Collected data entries
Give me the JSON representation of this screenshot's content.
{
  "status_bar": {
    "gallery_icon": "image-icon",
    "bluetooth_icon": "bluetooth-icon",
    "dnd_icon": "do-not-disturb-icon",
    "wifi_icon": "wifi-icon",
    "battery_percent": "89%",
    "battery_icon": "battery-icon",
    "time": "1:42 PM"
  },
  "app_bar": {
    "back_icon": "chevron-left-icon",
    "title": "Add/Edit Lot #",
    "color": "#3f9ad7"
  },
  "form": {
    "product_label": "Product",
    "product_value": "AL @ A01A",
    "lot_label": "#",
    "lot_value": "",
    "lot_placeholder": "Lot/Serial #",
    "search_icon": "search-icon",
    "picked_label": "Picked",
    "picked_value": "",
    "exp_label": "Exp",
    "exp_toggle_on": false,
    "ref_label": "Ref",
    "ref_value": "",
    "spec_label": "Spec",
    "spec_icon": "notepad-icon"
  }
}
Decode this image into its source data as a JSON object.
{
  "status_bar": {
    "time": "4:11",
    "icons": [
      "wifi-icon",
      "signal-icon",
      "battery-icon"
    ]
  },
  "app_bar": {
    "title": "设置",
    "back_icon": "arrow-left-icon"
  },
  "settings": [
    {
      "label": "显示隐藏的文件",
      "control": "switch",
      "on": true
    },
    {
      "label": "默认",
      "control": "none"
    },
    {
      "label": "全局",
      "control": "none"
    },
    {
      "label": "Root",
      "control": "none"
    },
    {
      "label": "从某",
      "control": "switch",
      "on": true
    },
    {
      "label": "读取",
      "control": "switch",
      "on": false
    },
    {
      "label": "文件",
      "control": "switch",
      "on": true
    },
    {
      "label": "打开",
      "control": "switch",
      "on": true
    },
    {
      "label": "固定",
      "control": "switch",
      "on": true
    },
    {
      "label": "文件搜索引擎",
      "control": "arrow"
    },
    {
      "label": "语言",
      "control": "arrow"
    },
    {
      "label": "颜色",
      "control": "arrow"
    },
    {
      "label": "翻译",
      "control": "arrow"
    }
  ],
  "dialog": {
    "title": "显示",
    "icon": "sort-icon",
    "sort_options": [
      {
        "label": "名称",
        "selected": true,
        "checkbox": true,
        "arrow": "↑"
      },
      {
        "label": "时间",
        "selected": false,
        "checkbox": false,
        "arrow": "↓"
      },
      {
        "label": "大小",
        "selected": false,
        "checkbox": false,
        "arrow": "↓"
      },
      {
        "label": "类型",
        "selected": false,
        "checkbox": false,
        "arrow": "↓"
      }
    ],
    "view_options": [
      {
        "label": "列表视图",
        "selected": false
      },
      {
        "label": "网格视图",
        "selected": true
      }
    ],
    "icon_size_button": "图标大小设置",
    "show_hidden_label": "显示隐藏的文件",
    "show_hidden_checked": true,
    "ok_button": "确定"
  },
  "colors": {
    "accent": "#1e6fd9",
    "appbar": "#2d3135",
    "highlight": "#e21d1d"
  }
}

*Challenge:* Each line of the listing above should be output exactly.

*Result for this exercise:*
Give me the JSON representation of this screenshot's content.
{
  "status_bar": {
    "gallery_icon": "image-icon",
    "bluetooth_icon": "bluetooth-icon",
    "dnd_icon": "do-not-disturb-icon",
    "wifi_icon": "wifi-icon",
    "battery_percent": "89%",
    "battery_icon": "battery-icon",
    "time": "1:42 PM"
  },
  "app_bar": {
    "back_icon": "chevron-left-icon",
    "title": "Add/Edit Lot #",
    "color": "#3f9ad7"
  },
  "form": {
    "product_label": "Product",
    "product_value": "AL @ A01A",
    "lot_label": "#",
    "lot_value": "",
    "lot_placeholder": "Lot/Serial #",
    "search_icon": "search-icon",
    "picked_label": "Picked",
    "picked_value": "",
    "exp_label": "Exp",
    "exp_toggle_on": false,
    "ref_label": "Ref",
    "ref_value": "",
    "spec_label": "Spec",
    "spec_icon": "notepad-icon"
  }
}
Decode this image into its source data as a JSON object.
{
  "status_bar": {
    "time": "4:11",
    "icons": [
      "wifi-icon",
      "signal-icon",
      "battery-icon"
    ]
  },
  "app_bar": {
    "title": "设置",
    "back_icon": "arrow-left-icon"
  },
  "settings": [
    {
      "label": "显示隐藏的文件",
      "control": "switch",
      "on": true
    },
    {
      "label": "默认",
      "control": "none"
    },
    {
      "label": "全局",
      "control": "none"
    },
    {
      "label": "Root",
      "control": "none"
    },
    {
      "label": "从某",
      "control": "switch",
      "on": true
    },
    {
      "label": "读取",
      "control": "switch",
      "on": false
    },
    {
      "label": "文件",
      "control": "switch",
      "on": true
    },
    {
      "label": "打开",
      "control": "switch",
      "on": true
    },
    {
      "label": "固定",
      "control": "switch",
      "on": true
    },
    {
      "label": "文件搜索引擎",
      "control": "arrow"
    },
    {
      "label": "语言",
      "control": "arrow"
    },
    {
      "label": "颜色",
      "control": "arrow"
    },
    {
      "label": "翻译",
      "control": "arrow"
    }
  ],
  "dialog": {
    "title": "显示",
    "icon": "sort-icon",
    "sort_options": [
      {
        "label": "名称",
        "selected": true,
        "checkbox": true,
        "arrow": "↑"
      },
      {
        "label": "时间",
        "selected": false,
        "checkbox": false,
        "arrow": "↓"
      },
      {
        "label": "大小",
        "selected": false,
        "checkbox": false,
        "arrow": "↓"
      },
      {
        "label": "类型",
        "selected": false,
        "checkbox": false,
        "arrow": "↓"
      }
    ],
    "view_options": [
      {
        "label": "列表视图",
        "selected": false
      },
      {
        "label": "网格视图",
        "selected": true
      }
    ],
    "icon_size_button": "图标大小设置",
    "show_hidden_label": "显示隐藏的文件",
    "show_hidden_checked": true,
    "ok_button": "确定"
  },
  "colors": {
    "accent": "#1e6fd9",
    "appbar": "#2d3135",
    "highlight": "#e21d1d"
  }
}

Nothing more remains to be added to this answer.